> [Written request]:
Identify and reproduce every line holding the string "Teilnehmerbezeichnung".
* start Records supplied *
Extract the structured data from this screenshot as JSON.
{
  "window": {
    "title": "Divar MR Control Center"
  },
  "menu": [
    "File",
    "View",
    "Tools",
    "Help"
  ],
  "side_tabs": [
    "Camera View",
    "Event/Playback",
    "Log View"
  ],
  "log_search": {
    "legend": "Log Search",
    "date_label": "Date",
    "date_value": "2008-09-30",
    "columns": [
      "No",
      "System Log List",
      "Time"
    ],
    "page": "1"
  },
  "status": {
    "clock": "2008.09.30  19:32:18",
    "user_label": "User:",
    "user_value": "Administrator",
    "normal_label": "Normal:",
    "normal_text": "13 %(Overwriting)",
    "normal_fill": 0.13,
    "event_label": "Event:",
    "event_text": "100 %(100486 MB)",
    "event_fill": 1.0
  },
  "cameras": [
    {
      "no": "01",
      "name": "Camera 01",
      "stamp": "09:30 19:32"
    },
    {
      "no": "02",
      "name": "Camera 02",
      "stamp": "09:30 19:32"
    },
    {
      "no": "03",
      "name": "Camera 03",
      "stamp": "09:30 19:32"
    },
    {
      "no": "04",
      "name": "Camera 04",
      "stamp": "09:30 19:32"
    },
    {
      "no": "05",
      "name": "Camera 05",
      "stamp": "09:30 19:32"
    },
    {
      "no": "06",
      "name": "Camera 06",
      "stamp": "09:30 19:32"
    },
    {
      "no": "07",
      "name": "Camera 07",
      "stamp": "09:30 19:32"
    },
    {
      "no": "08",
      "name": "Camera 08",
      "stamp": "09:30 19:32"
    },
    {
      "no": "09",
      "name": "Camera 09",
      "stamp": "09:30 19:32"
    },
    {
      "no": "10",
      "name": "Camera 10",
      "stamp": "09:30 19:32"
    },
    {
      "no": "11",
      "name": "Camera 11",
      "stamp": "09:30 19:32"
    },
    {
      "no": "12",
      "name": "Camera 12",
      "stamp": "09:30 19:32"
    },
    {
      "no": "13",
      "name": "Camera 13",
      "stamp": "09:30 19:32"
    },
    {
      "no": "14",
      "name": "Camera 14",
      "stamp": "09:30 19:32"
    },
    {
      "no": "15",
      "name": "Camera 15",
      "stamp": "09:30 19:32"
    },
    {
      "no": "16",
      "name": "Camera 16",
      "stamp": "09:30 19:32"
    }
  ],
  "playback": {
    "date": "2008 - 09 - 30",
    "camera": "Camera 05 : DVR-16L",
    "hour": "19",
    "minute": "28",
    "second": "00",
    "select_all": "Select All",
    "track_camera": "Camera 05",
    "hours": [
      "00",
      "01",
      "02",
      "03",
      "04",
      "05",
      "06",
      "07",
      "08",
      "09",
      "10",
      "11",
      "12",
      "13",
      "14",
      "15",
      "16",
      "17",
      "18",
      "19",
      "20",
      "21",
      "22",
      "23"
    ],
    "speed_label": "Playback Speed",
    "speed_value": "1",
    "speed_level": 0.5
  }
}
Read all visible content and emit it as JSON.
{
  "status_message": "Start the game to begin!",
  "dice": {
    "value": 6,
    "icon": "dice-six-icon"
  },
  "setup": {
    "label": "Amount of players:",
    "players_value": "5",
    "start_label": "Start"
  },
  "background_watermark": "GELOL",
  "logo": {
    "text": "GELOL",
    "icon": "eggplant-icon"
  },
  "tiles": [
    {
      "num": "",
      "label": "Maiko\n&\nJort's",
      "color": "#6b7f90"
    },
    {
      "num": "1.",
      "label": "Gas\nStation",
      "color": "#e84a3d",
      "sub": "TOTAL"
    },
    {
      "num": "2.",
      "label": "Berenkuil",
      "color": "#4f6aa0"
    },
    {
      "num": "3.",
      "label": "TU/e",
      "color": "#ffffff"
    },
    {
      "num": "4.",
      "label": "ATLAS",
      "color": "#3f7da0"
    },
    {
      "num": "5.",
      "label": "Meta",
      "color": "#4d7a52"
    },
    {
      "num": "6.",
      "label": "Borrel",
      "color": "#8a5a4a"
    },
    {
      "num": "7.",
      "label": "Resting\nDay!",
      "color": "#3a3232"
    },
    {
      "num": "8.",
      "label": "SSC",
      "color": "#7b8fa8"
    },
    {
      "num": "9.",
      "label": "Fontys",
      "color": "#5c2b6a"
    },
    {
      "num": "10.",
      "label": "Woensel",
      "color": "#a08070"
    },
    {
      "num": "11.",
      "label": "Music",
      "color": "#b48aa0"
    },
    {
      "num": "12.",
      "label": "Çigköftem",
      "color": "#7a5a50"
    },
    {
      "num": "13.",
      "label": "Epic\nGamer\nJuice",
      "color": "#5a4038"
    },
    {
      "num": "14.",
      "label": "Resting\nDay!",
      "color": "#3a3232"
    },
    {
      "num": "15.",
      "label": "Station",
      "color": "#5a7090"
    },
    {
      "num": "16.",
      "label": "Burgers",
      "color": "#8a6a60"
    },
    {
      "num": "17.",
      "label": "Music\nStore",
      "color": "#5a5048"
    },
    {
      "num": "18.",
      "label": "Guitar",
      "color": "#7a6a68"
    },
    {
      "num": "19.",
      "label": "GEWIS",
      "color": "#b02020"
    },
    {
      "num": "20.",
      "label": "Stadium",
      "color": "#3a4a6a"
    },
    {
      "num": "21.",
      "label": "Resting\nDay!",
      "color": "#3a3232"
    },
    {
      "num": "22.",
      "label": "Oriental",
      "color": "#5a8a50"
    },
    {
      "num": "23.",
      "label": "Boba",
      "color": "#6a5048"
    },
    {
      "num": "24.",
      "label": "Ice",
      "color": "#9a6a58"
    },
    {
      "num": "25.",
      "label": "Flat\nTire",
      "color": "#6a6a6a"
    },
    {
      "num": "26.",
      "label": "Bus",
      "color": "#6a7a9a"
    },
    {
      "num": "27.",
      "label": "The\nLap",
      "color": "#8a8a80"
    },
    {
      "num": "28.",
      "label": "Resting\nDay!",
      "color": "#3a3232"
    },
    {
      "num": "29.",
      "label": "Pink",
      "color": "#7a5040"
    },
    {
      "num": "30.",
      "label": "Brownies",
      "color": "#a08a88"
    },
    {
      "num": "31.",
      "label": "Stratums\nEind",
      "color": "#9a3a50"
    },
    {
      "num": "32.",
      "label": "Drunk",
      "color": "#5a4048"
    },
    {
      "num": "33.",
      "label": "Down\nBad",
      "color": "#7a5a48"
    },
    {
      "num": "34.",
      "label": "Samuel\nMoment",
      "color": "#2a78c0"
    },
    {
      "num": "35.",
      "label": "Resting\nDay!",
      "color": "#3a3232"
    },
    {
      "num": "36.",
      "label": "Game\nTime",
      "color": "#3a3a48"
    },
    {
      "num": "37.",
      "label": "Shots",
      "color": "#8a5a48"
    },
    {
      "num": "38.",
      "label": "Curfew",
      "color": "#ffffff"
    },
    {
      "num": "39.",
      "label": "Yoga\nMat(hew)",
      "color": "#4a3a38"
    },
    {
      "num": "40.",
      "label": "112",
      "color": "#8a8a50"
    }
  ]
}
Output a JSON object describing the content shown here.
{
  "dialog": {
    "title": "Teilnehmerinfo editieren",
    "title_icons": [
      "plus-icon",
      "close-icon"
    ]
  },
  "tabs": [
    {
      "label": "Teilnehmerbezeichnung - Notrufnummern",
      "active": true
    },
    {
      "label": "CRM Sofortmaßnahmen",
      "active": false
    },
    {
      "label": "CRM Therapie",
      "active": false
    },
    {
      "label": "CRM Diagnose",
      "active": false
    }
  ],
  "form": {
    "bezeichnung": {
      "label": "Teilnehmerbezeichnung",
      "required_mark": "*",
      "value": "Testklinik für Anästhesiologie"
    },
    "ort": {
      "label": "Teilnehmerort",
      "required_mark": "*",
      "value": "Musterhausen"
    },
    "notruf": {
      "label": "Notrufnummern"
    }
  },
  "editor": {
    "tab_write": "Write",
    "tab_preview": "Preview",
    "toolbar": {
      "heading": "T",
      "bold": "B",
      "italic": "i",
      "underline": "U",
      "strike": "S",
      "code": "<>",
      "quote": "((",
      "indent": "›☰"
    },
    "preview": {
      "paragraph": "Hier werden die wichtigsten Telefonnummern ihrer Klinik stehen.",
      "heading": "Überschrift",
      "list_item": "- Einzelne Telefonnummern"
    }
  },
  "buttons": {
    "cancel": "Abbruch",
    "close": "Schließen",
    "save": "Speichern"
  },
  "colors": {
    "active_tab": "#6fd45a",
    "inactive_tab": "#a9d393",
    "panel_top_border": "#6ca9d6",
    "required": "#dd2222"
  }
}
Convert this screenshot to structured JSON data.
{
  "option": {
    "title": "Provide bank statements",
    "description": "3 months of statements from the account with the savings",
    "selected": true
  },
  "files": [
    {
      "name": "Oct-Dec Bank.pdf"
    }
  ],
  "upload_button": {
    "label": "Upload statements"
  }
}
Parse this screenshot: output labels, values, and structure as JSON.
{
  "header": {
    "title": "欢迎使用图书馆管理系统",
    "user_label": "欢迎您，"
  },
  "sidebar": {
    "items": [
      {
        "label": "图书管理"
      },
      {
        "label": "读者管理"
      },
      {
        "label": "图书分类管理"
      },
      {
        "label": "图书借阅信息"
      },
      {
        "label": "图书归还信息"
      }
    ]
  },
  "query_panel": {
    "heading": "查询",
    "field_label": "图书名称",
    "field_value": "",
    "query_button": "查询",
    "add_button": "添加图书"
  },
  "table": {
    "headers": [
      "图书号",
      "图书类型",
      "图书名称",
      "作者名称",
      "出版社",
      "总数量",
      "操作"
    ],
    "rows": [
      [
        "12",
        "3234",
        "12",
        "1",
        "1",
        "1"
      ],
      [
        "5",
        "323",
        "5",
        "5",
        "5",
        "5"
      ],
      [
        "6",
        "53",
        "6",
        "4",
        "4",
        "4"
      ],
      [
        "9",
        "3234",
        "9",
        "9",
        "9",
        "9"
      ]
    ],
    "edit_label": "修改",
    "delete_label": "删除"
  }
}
* end Records supplied *
> [Solution to this task]:
      "label": "Teilnehmerbezeichnung - Notrufnummern",
      "label": "Teilnehmerbezeichnung",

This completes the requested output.